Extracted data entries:
※ ※ ※

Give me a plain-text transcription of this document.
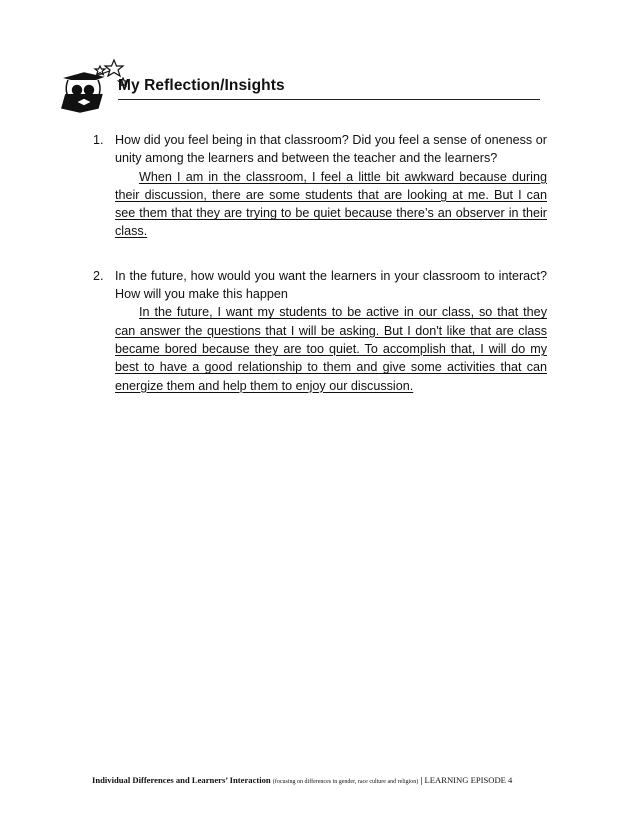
My Reflection/Insights
1. How did you feel being in that classroom? Did you feel a sense of oneness or unity among the learners and between the teacher and the learners?
When I am in the classroom, I feel a little bit awkward because during their discussion, there are some students that are looking at me. But I can see them that they are trying to be quiet because there’s an observer in their class.
2. In the future, how would you want the learners in your classroom to interact? How will you make this happen
In the future, I want my students to be active in our class, so that they can answer the questions that I will be asking. But I don't like that are class became bored because they are too quiet. To accomplish that, I will do my best to have a good relationship to them and give some activities that can energize them and help them to enjoy our discussion.
Individual Differences and Learners’ Interaction (focusing on differences in gender, race culture and religion) | LEARNING EPISODE 4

※ ※ ※

◆ **Task statement**: Retype the records exactly. Any image in them should not appear in what you write.

◆ **Response**:
Give me a plain-text transcription of this document.
My Reflection/Insights
1. How did you feel being in that classroom? Did you feel a sense of oneness or unity among the learners and between the teacher and the learners?
When I am in the classroom, I feel a little bit awkward because during their discussion, there are some students that are looking at me. But I can see them that they are trying to be quiet because there’s an observer in their class.
2. In the future, how would you want the learners in your classroom to interact? How will you make this happen
In the future, I want my students to be active in our class, so that they can answer the questions that I will be asking. But I don't like that are class became bored because they are too quiet. To accomplish that, I will do my best to have a good relationship to them and give some activities that can energize them and help them to enjoy our discussion.
Individual Differences and Learners’ Interaction (focusing on differences in gender, race culture and religion) | LEARNING EPISODE 4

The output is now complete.